● WORK TO DO:
List every field label in the email header quoted in the Lustre forum excerpt below, in the order they appear.

I was thinking that DoM is built in feature and it can be enabled/disabled online for a certain directories. What do you mean by reformat to converting to DoM (or away from it). I think just Metadata target size is important.
I also thought creating flash OST on metadata server. But I was not sure what to install on metadata server for this purpose. Can Metadata server be an OSS server at the same time? If it is possible I would prefer flash OST on Metadata server instead of DoM. Because Our metadata target size is small, it seems I have to do risky operations to expand size.
imho, because of the less RPC traffic DoM shows more performance than flash OST. Am I right?
Best Regards;
From: Marion Hakanson <hakansom at ohsu.edu<mailto:hakansom at ohsu.edu><mailto:hakansom at ohsu.edu>>
Sent: Thursday, February 17, 2022 8:20 PM
To: Taner KARAGÖL <karagol at aselsan.com.tr<mailto:karagol at aselsan.com.tr><mailto:karagol at aselsan.com.tr>>
Cc: lustre-discuss at lists.lustre.org<mailto:lustre-discuss at lists.lustre.org><mailto:lustre-discuss at lists.lustre.org>
Subject: Re: [lustre-discuss] How to speed up Lustre
We started with DoM on our new Lustre system a couple years ago.

● INFORMATION SHOWN:
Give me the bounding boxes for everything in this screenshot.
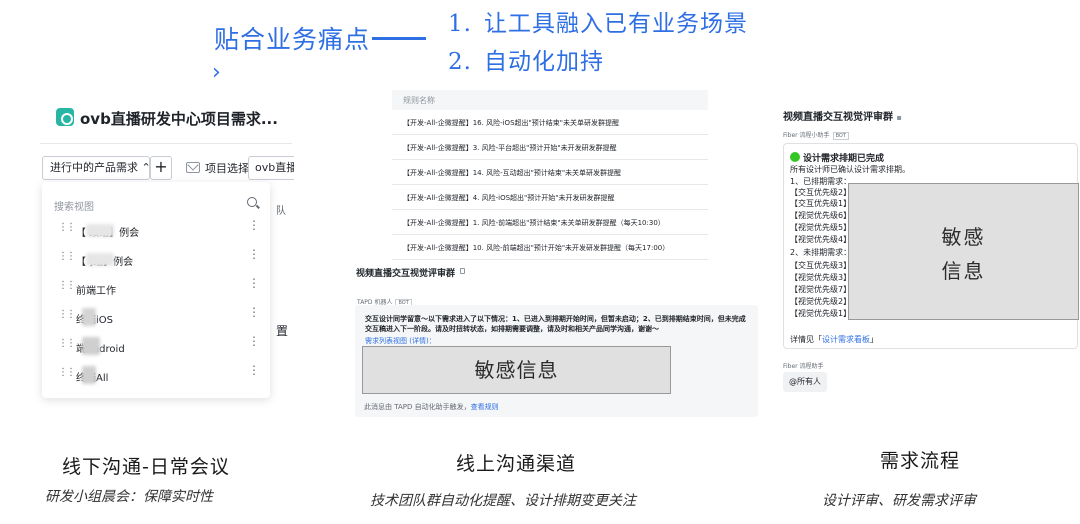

● THE ANSWER:
From, Sent, To, Cc, Subject